■ **RECORDS TO USE**

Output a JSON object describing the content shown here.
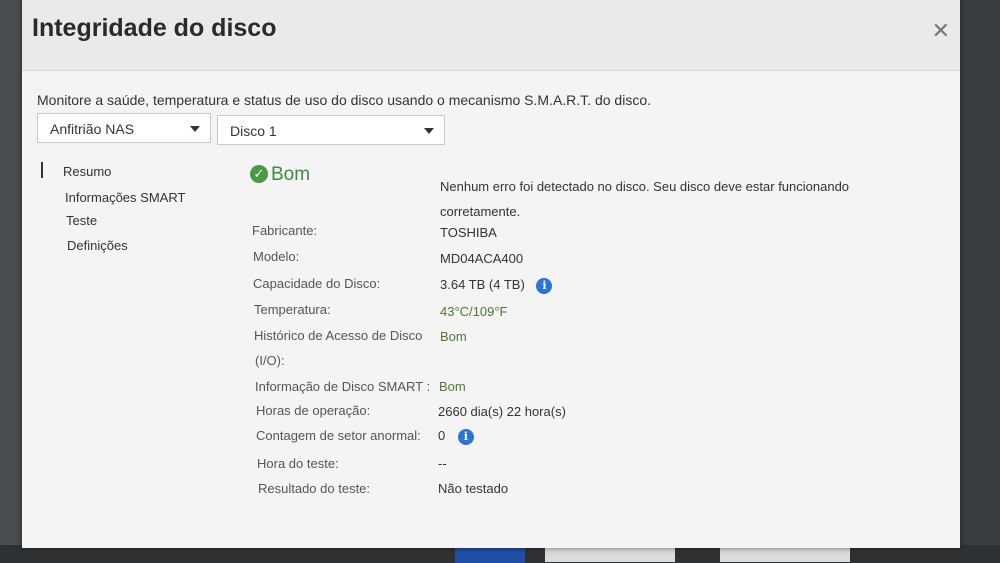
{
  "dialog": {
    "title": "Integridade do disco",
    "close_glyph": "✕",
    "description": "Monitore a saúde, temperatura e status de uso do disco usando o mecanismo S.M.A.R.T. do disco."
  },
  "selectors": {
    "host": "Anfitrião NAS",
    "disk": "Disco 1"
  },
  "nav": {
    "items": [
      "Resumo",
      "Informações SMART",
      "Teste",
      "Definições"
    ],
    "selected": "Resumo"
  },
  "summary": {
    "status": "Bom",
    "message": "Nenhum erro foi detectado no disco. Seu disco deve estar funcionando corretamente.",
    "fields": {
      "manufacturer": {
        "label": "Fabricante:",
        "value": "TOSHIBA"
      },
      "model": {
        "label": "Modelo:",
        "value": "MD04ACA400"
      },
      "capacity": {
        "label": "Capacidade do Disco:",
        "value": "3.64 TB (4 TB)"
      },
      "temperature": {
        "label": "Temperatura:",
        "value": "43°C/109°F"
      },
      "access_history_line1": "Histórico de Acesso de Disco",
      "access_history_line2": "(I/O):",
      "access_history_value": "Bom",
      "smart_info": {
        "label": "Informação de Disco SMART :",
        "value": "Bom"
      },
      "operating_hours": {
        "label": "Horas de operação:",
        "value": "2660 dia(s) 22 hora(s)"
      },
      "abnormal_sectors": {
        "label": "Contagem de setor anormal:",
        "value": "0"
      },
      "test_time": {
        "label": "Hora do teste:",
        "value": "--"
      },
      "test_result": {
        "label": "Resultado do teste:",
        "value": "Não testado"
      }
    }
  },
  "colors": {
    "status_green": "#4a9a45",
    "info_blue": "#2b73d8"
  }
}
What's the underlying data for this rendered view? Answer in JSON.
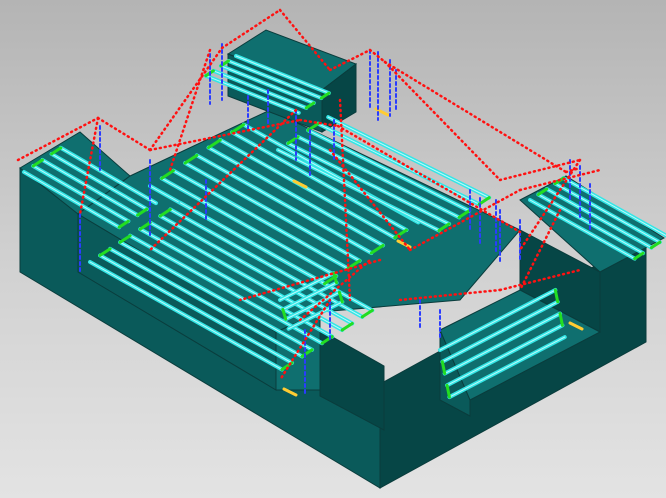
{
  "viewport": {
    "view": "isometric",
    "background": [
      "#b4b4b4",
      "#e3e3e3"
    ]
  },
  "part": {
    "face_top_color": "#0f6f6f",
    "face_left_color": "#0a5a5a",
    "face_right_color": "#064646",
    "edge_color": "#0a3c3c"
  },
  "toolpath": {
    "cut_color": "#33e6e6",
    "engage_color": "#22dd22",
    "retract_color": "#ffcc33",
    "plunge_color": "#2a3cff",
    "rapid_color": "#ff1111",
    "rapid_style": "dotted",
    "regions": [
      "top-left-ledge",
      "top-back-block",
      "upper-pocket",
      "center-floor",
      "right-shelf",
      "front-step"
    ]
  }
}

■ **YOUR TASK**
Give back the whole listing as it stands, minus its pictures.

■ **RESULT OF THE EXERCISE**
Output a JSON object describing the content shown here.
{
  "dialog": {
    "title": "Integridade do disco",
    "close_glyph": "✕",
    "description": "Monitore a saúde, temperatura e status de uso do disco usando o mecanismo S.M.A.R.T. do disco."
  },
  "selectors": {
    "host": "Anfitrião NAS",
    "disk": "Disco 1"
  },
  "nav": {
    "items": [
      "Resumo",
      "Informações SMART",
      "Teste",
      "Definições"
    ],
    "selected": "Resumo"
  },
  "summary": {
    "status": "Bom",
    "message": "Nenhum erro foi detectado no disco. Seu disco deve estar funcionando corretamente.",
    "fields": {
      "manufacturer": {
        "label": "Fabricante:",
        "value": "TOSHIBA"
      },
      "model": {
        "label": "Modelo:",
        "value": "MD04ACA400"
      },
      "capacity": {
        "label": "Capacidade do Disco:",
        "value": "3.64 TB (4 TB)"
      },
      "temperature": {
        "label": "Temperatura:",
        "value": "43°C/109°F"
      },
      "access_history_line1": "Histórico de Acesso de Disco",
      "access_history_line2": "(I/O):",
      "access_history_value": "Bom",
      "smart_info": {
        "label": "Informação de Disco SMART :",
        "value": "Bom"
      },
      "operating_hours": {
        "label": "Horas de operação:",
        "value": "2660 dia(s) 22 hora(s)"
      },
      "abnormal_sectors": {
        "label": "Contagem de setor anormal:",
        "value": "0"
      },
      "test_time": {
        "label": "Hora do teste:",
        "value": "--"
      },
      "test_result": {
        "label": "Resultado do teste:",
        "value": "Não testado"
      }
    }
  },
  "colors": {
    "status_green": "#4a9a45",
    "info_blue": "#2b73d8"
  }
}
What's the underlying data for this rendered view? Answer in JSON.
{
  "viewport": {
    "view": "isometric",
    "background": [
      "#b4b4b4",
      "#e3e3e3"
    ]
  },
  "part": {
    "face_top_color": "#0f6f6f",
    "face_left_color": "#0a5a5a",
    "face_right_color": "#064646",
    "edge_color": "#0a3c3c"
  },
  "toolpath": {
    "cut_color": "#33e6e6",
    "engage_color": "#22dd22",
    "retract_color": "#ffcc33",
    "plunge_color": "#2a3cff",
    "rapid_color": "#ff1111",
    "rapid_style": "dotted",
    "regions": [
      "top-left-ledge",
      "top-back-block",
      "upper-pocket",
      "center-floor",
      "right-shelf",
      "front-step"
    ]
  }
}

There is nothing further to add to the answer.